Im November 1912 wurde die „Mecklenburgische Flugplatz-Gesellschaft Görries-Schwerin mbH“ gegründet, die im Juni 1913 den Flugplatz Schwerin-Görries mit einem Rundflug Lübeck-Schwerin-Wismar eröffnete. Anthony Fokker pachtete den Flugplatz und betrieb dort ab Mai 1913 eine Flugschule. Südlich der Rogahner Straße wurde 1916 eine Fliegerstation mit eigenem Gleisanschluss gebaut. Im März 1917 nahm die hier eingerichtete Fliegerbeobachterschule (FBS) ihren Betrieb auf.[6][7] Siehe mehr im eigenen Artikel Flugplatz Schwerin-Görries. Görries blieb trotz des Flugplatzes ein Bauern- und Häuslerdorf, auch die am 8. Mai 1917[8] erfolgte zwangsweise Eingemeindung der 503 Einwohner nach Schwerin änderte zunächst nichts daran. Das Verhältnis zwischen der Residenzstadt Schwerin und der Gemeindeverwaltung blieb danach angespannt, weil die Stadtverwaltung für Görries besondere landwirtschaftliche Interessen offenbar wenig Verständnis aufbrachte.[9][10]
Die Kleingartenanlage Marienhöhe wurde 1918 als einer der ersten Vereinsgärten der Stadt gegründet.

## GESPEICHERTE EINTRÄGE

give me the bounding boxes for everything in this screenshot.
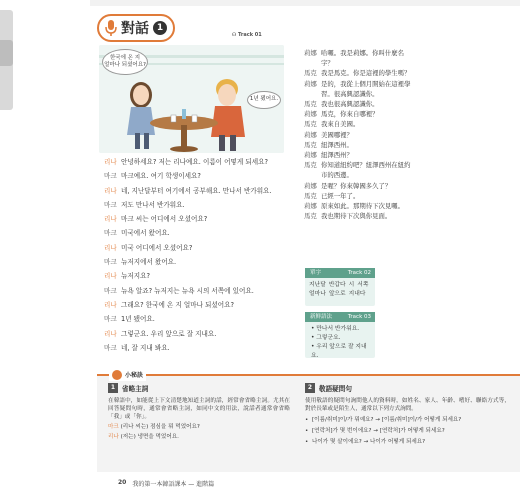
speaker-label: 莉娜 bbox=[304, 110, 317, 119]
tip-body: 在韓語中，如能從上下文清楚地知道主詞的話，經常會省略主詞。尤其在回答疑問句時，通常會省略主詞，如同中文的用法，說話者通常會省略「我」或「你」。 bbox=[108, 398, 290, 420]
key-icon bbox=[112, 370, 122, 380]
speaker-label: 리나 bbox=[104, 243, 117, 252]
line-text: 그렇군요. 우리 앞으로 잘 지내요. bbox=[121, 329, 217, 338]
dialogue-line bbox=[104, 299, 294, 313]
vocab-word: 앞으로 bbox=[328, 291, 346, 297]
speaker-label: 리나 bbox=[104, 272, 117, 281]
line-text: 뉴저지요? bbox=[121, 272, 150, 281]
line-text: 紐澤西州。 bbox=[321, 140, 353, 149]
line-text: 뉴욕 알죠? 뉴저지는 뉴욕 시의 서쪽에 있어요. bbox=[121, 286, 254, 295]
vocab-word: 시 bbox=[348, 282, 355, 288]
translation-line bbox=[304, 201, 414, 211]
translation-line bbox=[304, 191, 414, 201]
korean-dialogue bbox=[104, 156, 294, 356]
expression-box bbox=[305, 312, 375, 358]
dialogue-line bbox=[104, 342, 294, 356]
page-footer bbox=[118, 479, 214, 488]
section-title bbox=[97, 14, 175, 42]
line-text: 我也期待下次與你見面。 bbox=[321, 212, 392, 221]
speaker-label: 리나 bbox=[104, 158, 117, 166]
translation-line bbox=[304, 119, 414, 129]
dialogue-line bbox=[104, 242, 294, 256]
page-number: 20 bbox=[118, 479, 127, 486]
track-label[interactable]: ☊ Track 01 bbox=[232, 32, 262, 38]
vocab-word: 얼마나 bbox=[309, 291, 326, 297]
vocab-box bbox=[305, 268, 375, 306]
section-title-text: 對話 bbox=[121, 21, 149, 37]
dialogue-line bbox=[104, 156, 294, 170]
vocab-header: 單字 Track 02 bbox=[305, 268, 375, 278]
line-text: 是的，我從上個月開始在這裡學習。很高興認識你。 bbox=[321, 79, 411, 98]
speaker-label: 莉娜 bbox=[304, 130, 317, 139]
speaker-label: 리나 bbox=[104, 300, 117, 309]
line-text: 我也很高興認識你。 bbox=[321, 100, 379, 109]
top-bar bbox=[90, 0, 520, 6]
speaker-label: 마크 bbox=[104, 343, 117, 352]
vocab-grid bbox=[305, 278, 375, 302]
tip-bullet: • [이름/취미]이/가 뭐예요? → [이름/취미]이/가 어떻게 되세요? bbox=[305, 417, 462, 423]
dialogue-line bbox=[104, 328, 294, 342]
line-text: 그래요? 한국에 온 지 얼마나 되셨어요? bbox=[121, 300, 235, 309]
line-text: 뉴저지에서 왔어요. bbox=[121, 258, 177, 267]
line-text: 1년 됐어요. bbox=[121, 315, 155, 324]
speaker-label: 馬克 bbox=[304, 120, 317, 129]
expression-item: • 우리 앞으로 잘 지내요. bbox=[311, 344, 367, 359]
line-text: 是喔？你來韓國多久了？ bbox=[321, 181, 392, 190]
tip-example: 리나 (저는) 냉면을 먹었어요. bbox=[108, 434, 179, 440]
translation-line bbox=[304, 79, 414, 99]
tip-example: 마크 (리나 씨는) 점심을 뭐 먹었어요? bbox=[108, 424, 200, 430]
vocab-word: 지난달 bbox=[309, 282, 326, 288]
speaker-label: 리나 bbox=[104, 329, 117, 338]
dialogue-line bbox=[104, 199, 294, 213]
line-text: 馬克，你來自哪裡？ bbox=[321, 110, 379, 119]
line-text: 저도 만나서 반가워요. bbox=[121, 200, 185, 209]
tip-omit-subject bbox=[108, 383, 290, 441]
section-number: 1 bbox=[153, 21, 167, 35]
line-text: 原來如此。那期待下次見囉。 bbox=[321, 202, 405, 211]
tips-divider bbox=[97, 374, 520, 376]
dialogue-line bbox=[104, 285, 294, 299]
expression-list bbox=[305, 322, 375, 364]
dialogue-illustration bbox=[99, 45, 284, 153]
translation-line bbox=[304, 48, 414, 68]
vocab-word: 반갑다 bbox=[328, 282, 346, 288]
speaker-label: 莉娜 bbox=[304, 181, 317, 190]
line-text: 我是馬克。你是這裡的學生嗎？ bbox=[321, 69, 411, 78]
line-text: 마크 씨는 어디에서 오셨어요? bbox=[121, 215, 208, 224]
speaker-label: 莉娜 bbox=[304, 202, 317, 211]
dialogue-line bbox=[104, 313, 294, 327]
dialogue-line bbox=[104, 270, 294, 284]
line-text: 안녕하세요? 저는 리나예요. 이름이 어떻게 되세요? bbox=[121, 158, 268, 166]
translation-line bbox=[304, 181, 414, 191]
tip-heading: 2 敬語疑問句 bbox=[305, 383, 510, 393]
tip-body: 使用敬語的疑問句詢問他人的資料時，如姓名、家人、年齡、嗜好、聯絡方式等，對於長輩或是陌生人，通常以下列方式詢問。 bbox=[305, 398, 510, 412]
chinese-dialogue bbox=[304, 48, 414, 221]
expression-item: • 그렇군요. bbox=[311, 335, 341, 341]
speaker-label: 馬克 bbox=[304, 212, 317, 221]
line-text: 你知道紐約吧？紐澤西州在紐約市的西邊。 bbox=[321, 161, 411, 180]
expression-item: • 만나서 반가워요. bbox=[311, 326, 360, 332]
speaker-label: 馬克 bbox=[304, 140, 317, 149]
line-text: 미국에서 왔어요. bbox=[121, 229, 170, 238]
tip-honorific-question bbox=[305, 383, 510, 446]
dialogue-line bbox=[104, 170, 294, 184]
line-text: 已經一年了。 bbox=[321, 191, 360, 200]
line-text: 美國哪裡？ bbox=[321, 130, 353, 139]
tips-label: 小秘訣 bbox=[109, 368, 146, 381]
line-text: 哈囉。我是莉娜。你叫什麼名字？ bbox=[321, 49, 405, 68]
speaker-label: 리나 bbox=[104, 186, 117, 195]
tip-bullet: • 나이가 몇 살이에요? → 나이가 어떻게 되세요? bbox=[305, 439, 426, 445]
translation-line bbox=[304, 211, 414, 221]
dialogue-line bbox=[104, 227, 294, 241]
speaker-label: 馬克 bbox=[304, 100, 317, 109]
speaker-label: 마크 bbox=[104, 200, 117, 209]
translation-line bbox=[304, 150, 414, 160]
side-tab-marker bbox=[0, 40, 13, 66]
speaker-label: 마크 bbox=[104, 286, 117, 295]
line-text: 네, 지난달부터 여기에서 공부해요. 만나서 반가워요. bbox=[121, 186, 272, 195]
dialogue-line bbox=[104, 256, 294, 270]
translation-line bbox=[304, 68, 414, 78]
speaker-label: 마크 bbox=[104, 172, 117, 181]
translation-line bbox=[304, 160, 414, 180]
speaker-label: 莉娜 bbox=[304, 49, 317, 57]
tip-bullet: • [연락처]가 몇 번이에요? → [연락처]가 어떻게 되세요? bbox=[305, 428, 445, 434]
book-title: 我的第一本韓語課本 — 進階篇 bbox=[132, 481, 215, 488]
line-text: 我來自美國。 bbox=[321, 120, 360, 129]
line-text: 紐澤西州？ bbox=[321, 151, 353, 160]
speaker-label: 莉娜 bbox=[304, 151, 317, 160]
line-text: 마크예요. 여기 학생이세요? bbox=[121, 172, 201, 181]
speaker-label: 마크 bbox=[104, 315, 117, 324]
line-text: 네, 잘 지내 봐요. bbox=[121, 343, 170, 352]
speaker-label: 리나 bbox=[104, 215, 117, 224]
speaker-label: 馬克 bbox=[304, 69, 317, 78]
speech-bubble-right: 1년 됐어요. bbox=[247, 91, 281, 109]
dialogue-line bbox=[104, 185, 294, 199]
dialogue-line bbox=[104, 213, 294, 227]
translation-line bbox=[304, 109, 414, 119]
line-text: 미국 어디에서 오셨어요? bbox=[121, 243, 193, 252]
tip-heading: 1 省略主詞 bbox=[108, 383, 290, 393]
microphone-icon bbox=[105, 20, 117, 36]
vocab-word: 서쪽 bbox=[357, 282, 369, 288]
speaker-label: 馬克 bbox=[304, 191, 317, 200]
expression-header: 新鮮語法 Track 03 bbox=[305, 312, 375, 322]
speech-bubble-left: 한국에 온 지 얼마나 되셨어요? bbox=[102, 49, 148, 75]
speaker-label: 莉娜 bbox=[304, 79, 317, 88]
translation-line bbox=[304, 99, 414, 109]
translation-line bbox=[304, 140, 414, 150]
speaker-label: 마크 bbox=[104, 229, 117, 238]
speaker-label: 마크 bbox=[104, 258, 117, 267]
translation-line bbox=[304, 130, 414, 140]
vocab-word: 지내다 bbox=[348, 291, 366, 297]
speaker-label: 馬克 bbox=[304, 161, 317, 170]
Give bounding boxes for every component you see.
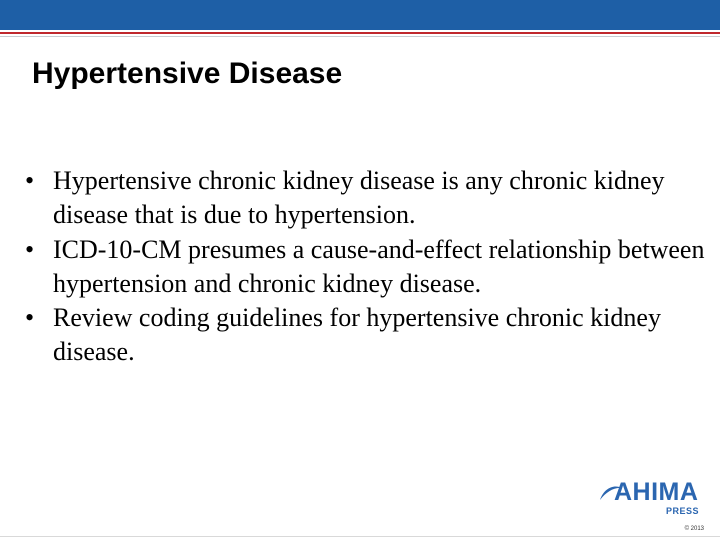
bullet-glyph: • [25, 234, 35, 264]
logo-wordmark: AHIMA [614, 478, 699, 506]
header-grey-rule [0, 36, 720, 37]
ahima-press-logo [594, 478, 704, 524]
bullet-item [25, 301, 705, 370]
footer-rule [0, 536, 720, 537]
header-red-rule [0, 32, 720, 34]
bullet-text: ICD-10-CM presumes a cause-and-effect relationship between hypertension and chronic kidney disease. [53, 234, 705, 298]
bullet-glyph: • [25, 166, 35, 195]
header-bar [0, 0, 720, 30]
bullet-list [25, 164, 705, 370]
bullet-item [25, 164, 705, 233]
slide-title: Hypertensive Disease [32, 57, 343, 90]
bullet-glyph: • [25, 303, 35, 333]
logo-subtitle: PRESS [665, 506, 699, 516]
copyright-text: © 2013 [684, 526, 704, 532]
bullet-text: Review coding guidelines for hypertensive chronic kidney disease. [53, 303, 661, 367]
bullet-item [25, 233, 705, 302]
bullet-text: Hypertensive chronic kidney disease is any chronic kidney disease that is due to hypertension. [53, 166, 665, 230]
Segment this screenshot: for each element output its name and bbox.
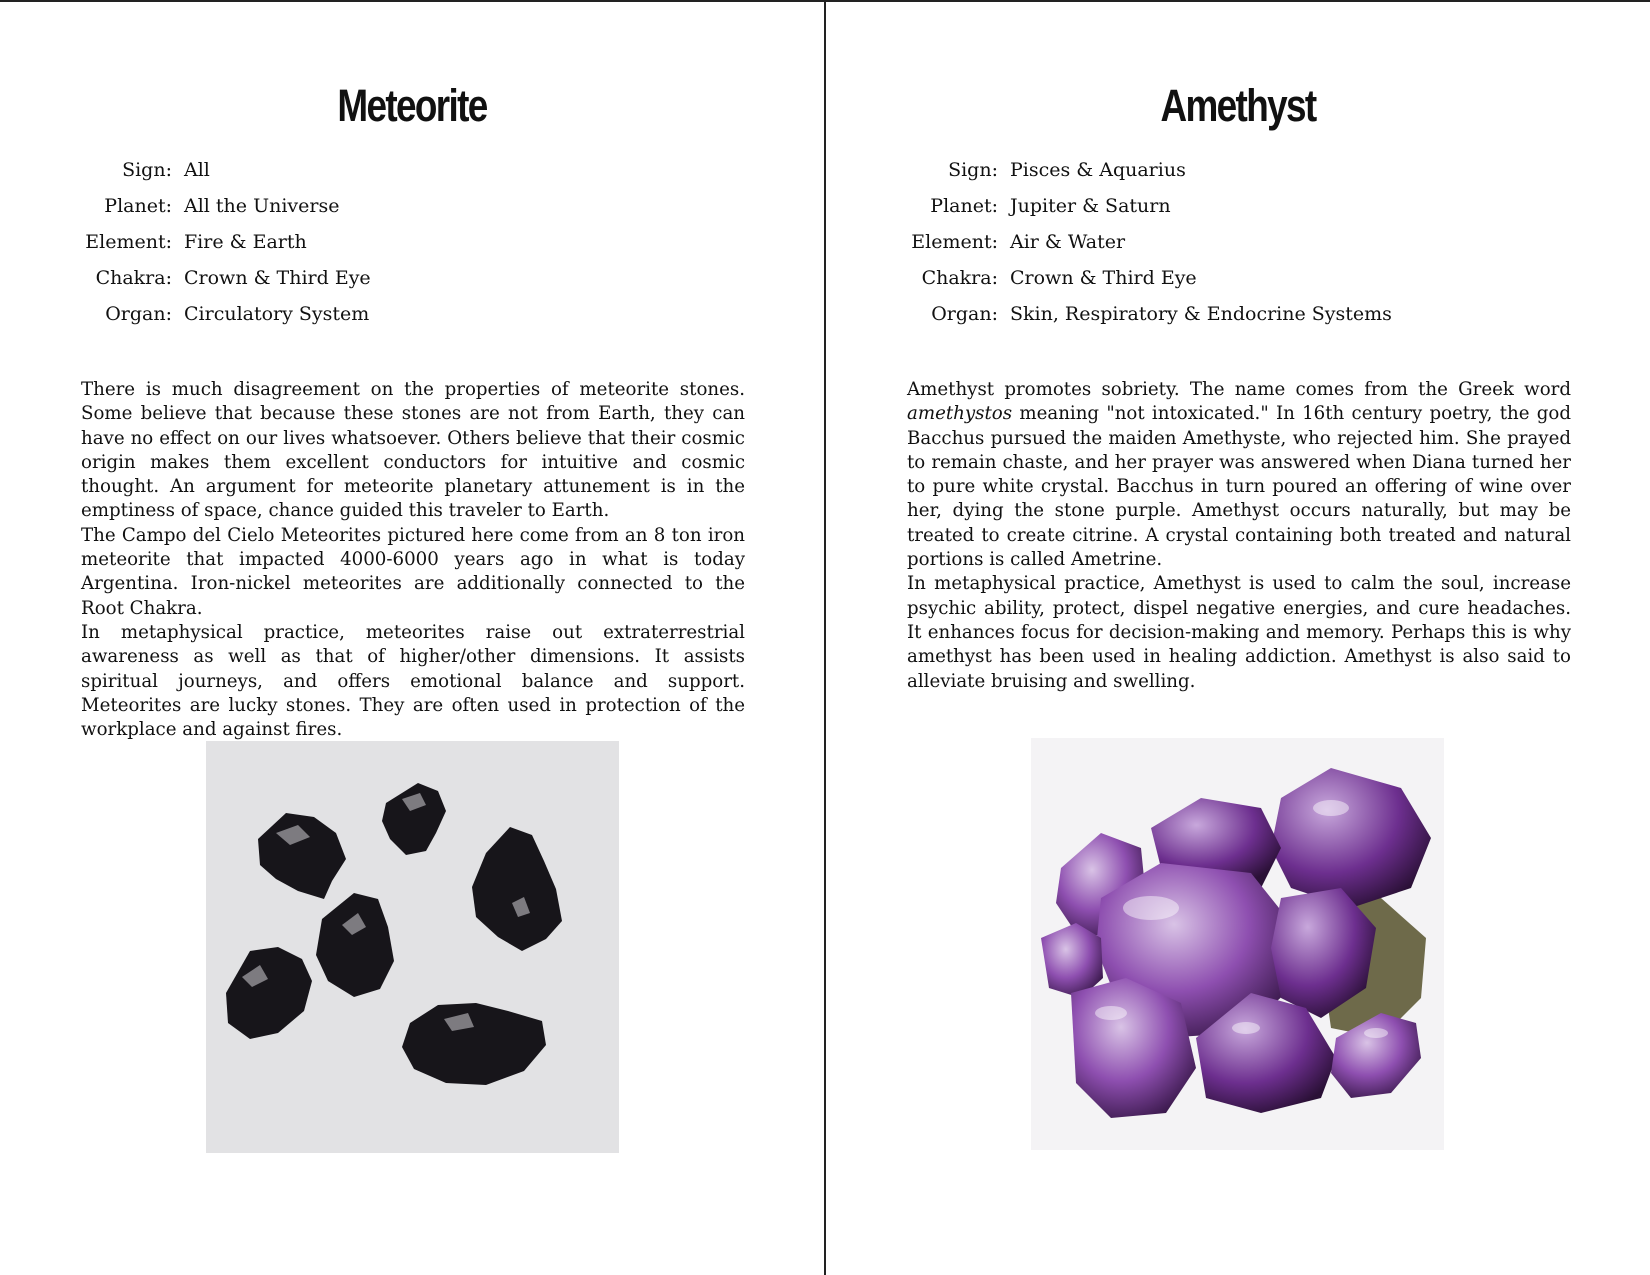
property-value: Circulatory System — [184, 303, 370, 325]
property-value: Skin, Respiratory & Endocrine Systems — [1010, 303, 1392, 325]
property-row-organ — [0, 296, 700, 332]
greek-word: amethystos — [907, 403, 1013, 425]
property-value: All — [184, 159, 210, 181]
glint — [1313, 800, 1349, 816]
property-key: Planet: — [930, 195, 998, 217]
property-row-chakra — [826, 260, 1526, 296]
property-row-chakra — [0, 260, 700, 296]
property-key: Planet: — [104, 195, 172, 217]
paragraph-lead: Amethyst promotes sobriety. The name comes from the Greek word — [907, 379, 1571, 400]
property-value: Crown & Third Eye — [1010, 267, 1197, 289]
property-value: All the Universe — [184, 195, 340, 217]
property-row-organ — [826, 296, 1526, 332]
page-title: Amethyst — [1160, 80, 1316, 131]
property-key: Chakra: — [921, 267, 998, 289]
property-key: Chakra: — [95, 267, 172, 289]
description — [907, 378, 1571, 694]
paragraph: In metaphysical practice, meteorites raise out extraterrestrial awareness as well as that of higher/other dimensions. It assists spiritual journeys, and offers emotional balance and support. Meteorites are lucky stones. They are often used in protection of the workplace and against fires. — [81, 621, 745, 741]
paragraph: In metaphysical practice, Amethyst is used to calm the soul, increase psychic ability, protect, dispel negative energies, and cure headaches. It enhances focus for decision-making and memory. Perhaps this is why amethyst has been used in healing addiction. Amethyst is also said to alleviate bruising and swelling. — [907, 573, 1571, 692]
property-value: Crown & Third Eye — [184, 267, 371, 289]
glint — [1123, 896, 1179, 920]
property-key: Sign: — [948, 159, 998, 181]
property-value: Jupiter & Saturn — [1010, 195, 1171, 217]
meteorite-image — [206, 741, 619, 1153]
property-row-planet — [826, 188, 1526, 224]
page-title: Meteorite — [337, 80, 487, 131]
property-key: Organ: — [931, 303, 998, 325]
property-row-sign — [0, 152, 700, 188]
meteorite-photo — [206, 741, 619, 1153]
description — [81, 378, 745, 742]
property-value: Fire & Earth — [184, 231, 307, 253]
paragraph: The Campo del Cielo Meteorites pictured here come from an 8 ton iron meteorite that impacted 4000-6000 years ago in what is today Argentina. Iron-nickel meteorites are additionally connected to the Root Chakra. — [81, 524, 745, 619]
property-row-element — [826, 224, 1526, 260]
glint — [1232, 1022, 1260, 1034]
property-key: Element: — [911, 231, 998, 253]
page-amethyst — [826, 0, 1650, 1275]
amethyst-image — [1031, 738, 1444, 1150]
property-row-element — [0, 224, 700, 260]
page-meteorite — [0, 0, 824, 1275]
property-row-planet — [0, 188, 700, 224]
paragraph: There is much disagreement on the properties of meteorite stones. Some believe that because these stones are not from Earth, they can have no effect on our lives whatsoever. Others believe that their cosmic origin makes them excellent conductors for intuitive and cosmic thought. An argument for meteorite planetary attunement is in the emptiness of space, chance guided this traveler to Earth. — [81, 379, 745, 522]
property-key: Element: — [85, 231, 172, 253]
property-value: Pisces & Aquarius — [1010, 159, 1186, 181]
amethyst-photo — [1031, 738, 1444, 1150]
glint — [1095, 1006, 1127, 1020]
property-row-sign — [826, 152, 1526, 188]
paragraph — [907, 378, 1571, 572]
glint — [1364, 1028, 1388, 1038]
property-list — [0, 152, 700, 332]
property-key: Sign: — [122, 159, 172, 181]
paragraph-rest: meaning "not intoxicated." In 16th century poetry, the god Bacchus pursued the maiden Amethyste, who rejected him. She prayed to remain chaste, and her prayer was answered when Diana turned her to pure white crystal. Bacchus in turn poured an offering of wine over her, dying the stone purple. Amethyst occurs naturally, but may be treated to create citrine. A crystal containing both treated and natural portions is called Ametrine. — [907, 403, 1571, 571]
property-key: Organ: — [105, 303, 172, 325]
property-value: Air & Water — [1010, 231, 1126, 253]
property-list — [826, 152, 1526, 332]
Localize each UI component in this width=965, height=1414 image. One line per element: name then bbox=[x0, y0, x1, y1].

## AUFGABENSTELLUNG
Wie geht der Text über die Ortsgeschichte von Görries weiter? Setze ihn oben nach seinem letzten Satz fort.

## ANTWORT
Im Stadtteil Görries befindet sich seit den 1920er Jahren eines der ältesten Gewerbegebiete der Stadt. Dieses war aus der Not heraus entstanden, um die nach dem Ersten Weltkrieg leerstehenden Gebäude der Fliegerbeobachterschule einem neuen Verwendungszweck zuzuführen. Doch die von der Stadt initiierten Industrieansiedlungen (Kostowerke, Maschinenfabrik Badenia und Benno Schilde AG) misslangen. Der Verfall durch Leerstand und Vandalismus schritt voran.[11]
In den 1920er Jahren blieb der ehemalige Flugplatz der Fokkerwerke als Notlandeplatz bestehen. Zum sich wieder entwickelnden kommerziellen bürgerlichen Kulturleben in der Stadt Schwerin gehörten das seit 1920 alljährlich stattfindende Reit- und Fahrturnier sowie die Kunstflugschau auf dem Flugplatzgelände Görries. Automobilrennen, Flugwettbewerbe, Pferderennen und Volksfeste lockten Tausende Zuschauer dorthin. Im Juni 1930 auf dem sog. Großflugtag des »Schweriner Fliegervereins« in Görries konnten zahlungskräftige Bürger für 20 Reichsmark mit dem Flugzeug von Schwerin nach Hamburg fliegen.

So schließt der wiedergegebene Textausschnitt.